----- Data to use

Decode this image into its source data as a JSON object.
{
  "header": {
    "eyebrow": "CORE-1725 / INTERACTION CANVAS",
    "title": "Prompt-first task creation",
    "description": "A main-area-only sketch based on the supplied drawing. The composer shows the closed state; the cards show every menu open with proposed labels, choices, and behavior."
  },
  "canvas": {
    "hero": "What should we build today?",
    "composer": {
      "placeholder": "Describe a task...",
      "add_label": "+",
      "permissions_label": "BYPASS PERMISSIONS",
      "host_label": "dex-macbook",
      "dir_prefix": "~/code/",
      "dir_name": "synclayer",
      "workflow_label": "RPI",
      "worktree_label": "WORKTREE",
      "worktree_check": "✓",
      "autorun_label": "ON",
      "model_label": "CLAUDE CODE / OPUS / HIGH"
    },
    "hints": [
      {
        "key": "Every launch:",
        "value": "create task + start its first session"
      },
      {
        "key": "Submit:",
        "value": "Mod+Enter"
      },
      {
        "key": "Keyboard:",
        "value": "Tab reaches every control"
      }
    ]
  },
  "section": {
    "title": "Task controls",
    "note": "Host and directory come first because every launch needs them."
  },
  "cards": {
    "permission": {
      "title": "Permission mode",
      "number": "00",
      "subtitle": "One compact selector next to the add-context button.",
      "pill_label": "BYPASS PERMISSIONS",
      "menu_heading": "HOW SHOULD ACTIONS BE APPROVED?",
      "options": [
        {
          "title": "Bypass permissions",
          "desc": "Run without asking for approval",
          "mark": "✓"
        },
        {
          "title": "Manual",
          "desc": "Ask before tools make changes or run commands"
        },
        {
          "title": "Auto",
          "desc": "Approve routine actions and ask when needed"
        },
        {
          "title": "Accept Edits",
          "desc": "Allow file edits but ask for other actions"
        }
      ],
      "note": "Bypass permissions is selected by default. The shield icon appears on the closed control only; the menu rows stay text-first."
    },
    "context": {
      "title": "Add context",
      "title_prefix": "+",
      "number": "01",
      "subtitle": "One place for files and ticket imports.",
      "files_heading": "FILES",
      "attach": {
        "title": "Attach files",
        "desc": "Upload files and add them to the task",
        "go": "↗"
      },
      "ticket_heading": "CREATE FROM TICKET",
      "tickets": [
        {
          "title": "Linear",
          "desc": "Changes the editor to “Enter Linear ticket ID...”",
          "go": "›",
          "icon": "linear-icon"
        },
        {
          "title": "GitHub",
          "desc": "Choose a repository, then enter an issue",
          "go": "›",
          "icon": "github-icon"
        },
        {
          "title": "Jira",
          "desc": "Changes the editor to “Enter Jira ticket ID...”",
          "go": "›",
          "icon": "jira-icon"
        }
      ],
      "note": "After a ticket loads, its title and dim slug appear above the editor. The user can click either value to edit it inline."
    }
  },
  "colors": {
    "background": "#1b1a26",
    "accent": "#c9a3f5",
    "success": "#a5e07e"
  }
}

----------

Instructions for the task
Print all of the entries again, exactly as written.

Written solution
Decode this image into its source data as a JSON object.
{
  "header": {
    "eyebrow": "CORE-1725 / INTERACTION CANVAS",
    "title": "Prompt-first task creation",
    "description": "A main-area-only sketch based on the supplied drawing. The composer shows the closed state; the cards show every menu open with proposed labels, choices, and behavior."
  },
  "canvas": {
    "hero": "What should we build today?",
    "composer": {
      "placeholder": "Describe a task...",
      "add_label": "+",
      "permissions_label": "BYPASS PERMISSIONS",
      "host_label": "dex-macbook",
      "dir_prefix": "~/code/",
      "dir_name": "synclayer",
      "workflow_label": "RPI",
      "worktree_label": "WORKTREE",
      "worktree_check": "✓",
      "autorun_label": "ON",
      "model_label": "CLAUDE CODE / OPUS / HIGH"
    },
    "hints": [
      {
        "key": "Every launch:",
        "value": "create task + start its first session"
      },
      {
        "key": "Submit:",
        "value": "Mod+Enter"
      },
      {
        "key": "Keyboard:",
        "value": "Tab reaches every control"
      }
    ]
  },
  "section": {
    "title": "Task controls",
    "note": "Host and directory come first because every launch needs them."
  },
  "cards": {
    "permission": {
      "title": "Permission mode",
      "number": "00",
      "subtitle": "One compact selector next to the add-context button.",
      "pill_label": "BYPASS PERMISSIONS",
      "menu_heading": "HOW SHOULD ACTIONS BE APPROVED?",
      "options": [
        {
          "title": "Bypass permissions",
          "desc": "Run without asking for approval",
          "mark": "✓"
        },
        {
          "title": "Manual",
          "desc": "Ask before tools make changes or run commands"
        },
        {
          "title": "Auto",
          "desc": "Approve routine actions and ask when needed"
        },
        {
          "title": "Accept Edits",
          "desc": "Allow file edits but ask for other actions"
        }
      ],
      "note": "Bypass permissions is selected by default. The shield icon appears on the closed control only; the menu rows stay text-first."
    },
    "context": {
      "title": "Add context",
      "title_prefix": "+",
      "number": "01",
      "subtitle": "One place for files and ticket imports.",
      "files_heading": "FILES",
      "attach": {
        "title": "Attach files",
        "desc": "Upload files and add them to the task",
        "go": "↗"
      },
      "ticket_heading": "CREATE FROM TICKET",
      "tickets": [
        {
          "title": "Linear",
          "desc": "Changes the editor to “Enter Linear ticket ID...”",
          "go": "›",
          "icon": "linear-icon"
        },
        {
          "title": "GitHub",
          "desc": "Choose a repository, then enter an issue",
          "go": "›",
          "icon": "github-icon"
        },
        {
          "title": "Jira",
          "desc": "Changes the editor to “Enter Jira ticket ID...”",
          "go": "›",
          "icon": "jira-icon"
        }
      ],
      "note": "After a ticket loads, its title and dim slug appear above the editor. The user can click either value to edit it inline."
    }
  },
  "colors": {
    "background": "#1b1a26",
    "accent": "#c9a3f5",
    "success": "#a5e07e"
  }
}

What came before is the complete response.